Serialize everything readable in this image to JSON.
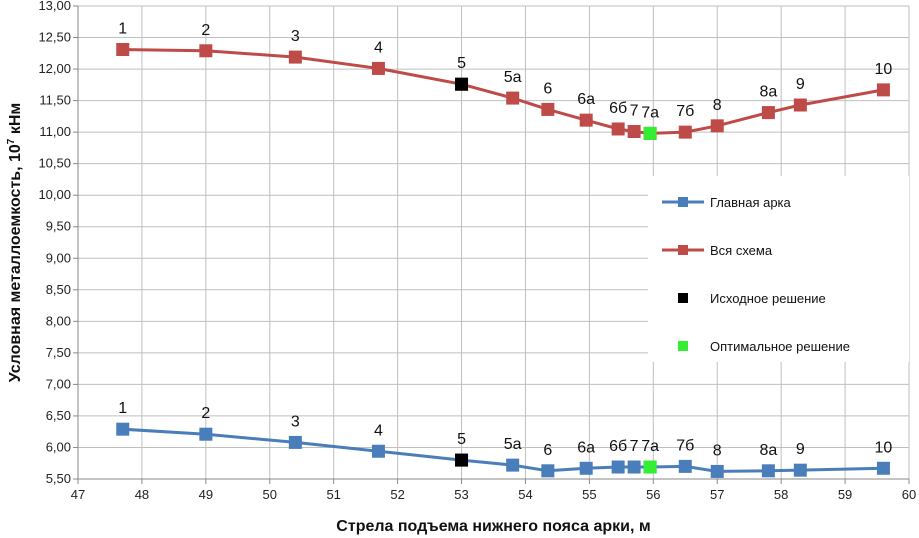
{
  "chart_data": {
    "type": "line",
    "xlabel": "Стрела подъема нижнего пояса арки, м",
    "ylabel_main": "Условная металлоемкость, 10",
    "ylabel_sup": "7",
    "ylabel_unit": " кНм",
    "xlim": [
      47,
      60
    ],
    "ylim": [
      5.5,
      13.0
    ],
    "x_ticks": [
      "47",
      "48",
      "49",
      "50",
      "51",
      "52",
      "53",
      "54",
      "55",
      "56",
      "57",
      "58",
      "59",
      "60"
    ],
    "y_ticks": [
      "5,50",
      "6,00",
      "6,50",
      "7,00",
      "7,50",
      "8,00",
      "8,50",
      "9,00",
      "9,50",
      "10,00",
      "10,50",
      "11,00",
      "11,50",
      "12,00",
      "12,50",
      "13,00"
    ],
    "grid": true,
    "legend_position": "right",
    "series": [
      {
        "name": "Главная арка",
        "color": "#4a7ebb",
        "marker": "square",
        "line": true,
        "points": [
          {
            "x": 47.7,
            "y": 6.29,
            "label": "1"
          },
          {
            "x": 49.0,
            "y": 6.21,
            "label": "2"
          },
          {
            "x": 50.4,
            "y": 6.08,
            "label": "3"
          },
          {
            "x": 51.7,
            "y": 5.94,
            "label": "4"
          },
          {
            "x": 53.0,
            "y": 5.8,
            "label": "5"
          },
          {
            "x": 53.8,
            "y": 5.72,
            "label": "5а"
          },
          {
            "x": 54.35,
            "y": 5.63,
            "label": "6"
          },
          {
            "x": 54.95,
            "y": 5.67,
            "label": "6а"
          },
          {
            "x": 55.45,
            "y": 5.69,
            "label": "6б"
          },
          {
            "x": 55.7,
            "y": 5.69,
            "label": "7"
          },
          {
            "x": 55.95,
            "y": 5.69,
            "label": "7а"
          },
          {
            "x": 56.5,
            "y": 5.7,
            "label": "7б"
          },
          {
            "x": 57.0,
            "y": 5.62,
            "label": "8"
          },
          {
            "x": 57.8,
            "y": 5.63,
            "label": "8а"
          },
          {
            "x": 58.3,
            "y": 5.64,
            "label": "9"
          },
          {
            "x": 59.6,
            "y": 5.67,
            "label": "10"
          }
        ]
      },
      {
        "name": "Вся схема",
        "color": "#be4b48",
        "marker": "square",
        "line": true,
        "points": [
          {
            "x": 47.7,
            "y": 12.31,
            "label": "1"
          },
          {
            "x": 49.0,
            "y": 12.29,
            "label": "2"
          },
          {
            "x": 50.4,
            "y": 12.19,
            "label": "3"
          },
          {
            "x": 51.7,
            "y": 12.01,
            "label": "4"
          },
          {
            "x": 53.0,
            "y": 11.76,
            "label": "5"
          },
          {
            "x": 53.8,
            "y": 11.54,
            "label": "5а"
          },
          {
            "x": 54.35,
            "y": 11.36,
            "label": "6"
          },
          {
            "x": 54.95,
            "y": 11.19,
            "label": "6а"
          },
          {
            "x": 55.45,
            "y": 11.05,
            "label": "6б"
          },
          {
            "x": 55.7,
            "y": 11.01,
            "label": "7"
          },
          {
            "x": 55.95,
            "y": 10.98,
            "label": "7а"
          },
          {
            "x": 56.5,
            "y": 11.0,
            "label": "7б"
          },
          {
            "x": 57.0,
            "y": 11.1,
            "label": "8"
          },
          {
            "x": 57.8,
            "y": 11.31,
            "label": "8а"
          },
          {
            "x": 58.3,
            "y": 11.43,
            "label": "9"
          },
          {
            "x": 59.6,
            "y": 11.67,
            "label": "10"
          }
        ]
      },
      {
        "name": "Исходное решение",
        "color": "#000000",
        "marker": "square",
        "line": false,
        "points": [
          {
            "x": 53.0,
            "y": 11.76
          },
          {
            "x": 53.0,
            "y": 5.8
          }
        ]
      },
      {
        "name": "Оптимальное решение",
        "color": "#33ee33",
        "marker": "square",
        "line": false,
        "points": [
          {
            "x": 55.95,
            "y": 10.98
          },
          {
            "x": 55.95,
            "y": 5.69
          }
        ]
      }
    ]
  }
}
○ ○ ○
Directions for this task: Go over the records above and tally the lines with the word "решение" in them. Give the number alone.

Correct result: 2